#### EXERCISE OBJECTIVE:
Select from the records below every line that has the word "name" in it.

[A block of data]
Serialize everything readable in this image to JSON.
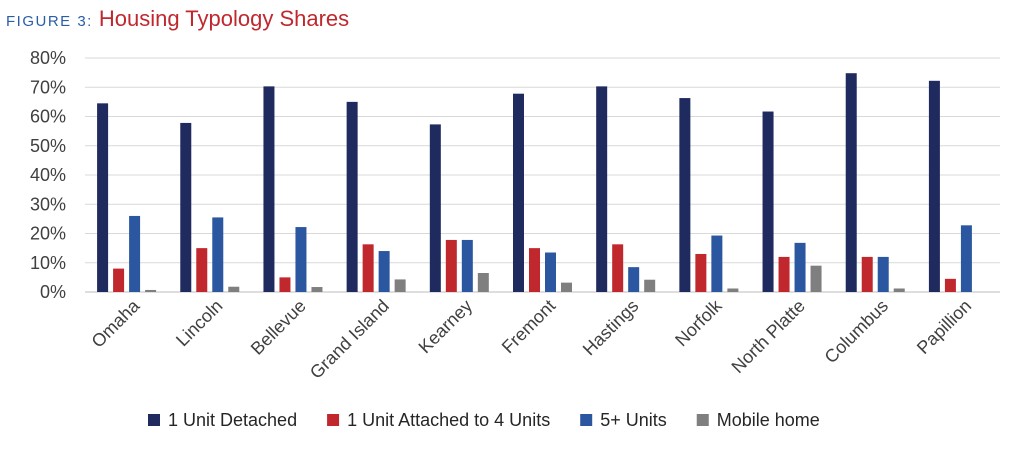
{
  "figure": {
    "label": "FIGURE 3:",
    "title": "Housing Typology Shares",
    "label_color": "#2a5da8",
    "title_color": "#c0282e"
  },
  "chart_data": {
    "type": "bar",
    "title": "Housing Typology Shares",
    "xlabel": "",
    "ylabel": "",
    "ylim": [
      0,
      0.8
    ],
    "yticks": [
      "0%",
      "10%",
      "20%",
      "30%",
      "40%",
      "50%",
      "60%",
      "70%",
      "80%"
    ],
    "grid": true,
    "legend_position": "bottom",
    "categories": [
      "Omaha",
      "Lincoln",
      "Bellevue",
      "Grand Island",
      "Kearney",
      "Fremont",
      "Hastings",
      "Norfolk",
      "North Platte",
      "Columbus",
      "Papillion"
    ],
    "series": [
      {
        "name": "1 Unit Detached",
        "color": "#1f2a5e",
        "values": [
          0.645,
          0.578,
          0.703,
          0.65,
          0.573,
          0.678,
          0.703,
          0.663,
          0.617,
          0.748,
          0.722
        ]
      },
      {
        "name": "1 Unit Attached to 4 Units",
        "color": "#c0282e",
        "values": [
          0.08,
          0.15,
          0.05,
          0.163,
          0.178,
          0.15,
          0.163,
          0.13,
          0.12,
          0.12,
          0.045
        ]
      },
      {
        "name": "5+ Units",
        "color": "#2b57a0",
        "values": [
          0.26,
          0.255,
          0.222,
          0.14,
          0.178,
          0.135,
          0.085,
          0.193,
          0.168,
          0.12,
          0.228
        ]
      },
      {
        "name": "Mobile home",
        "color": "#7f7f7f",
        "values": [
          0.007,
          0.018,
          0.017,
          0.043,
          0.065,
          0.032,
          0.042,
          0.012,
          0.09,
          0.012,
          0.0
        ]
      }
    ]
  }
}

#### ANSWER TO THIS TASK:
        "name": "1 Unit Detached",
        "name": "1 Unit Attached to 4 Units",
        "name": "5+ Units",
        "name": "Mobile home",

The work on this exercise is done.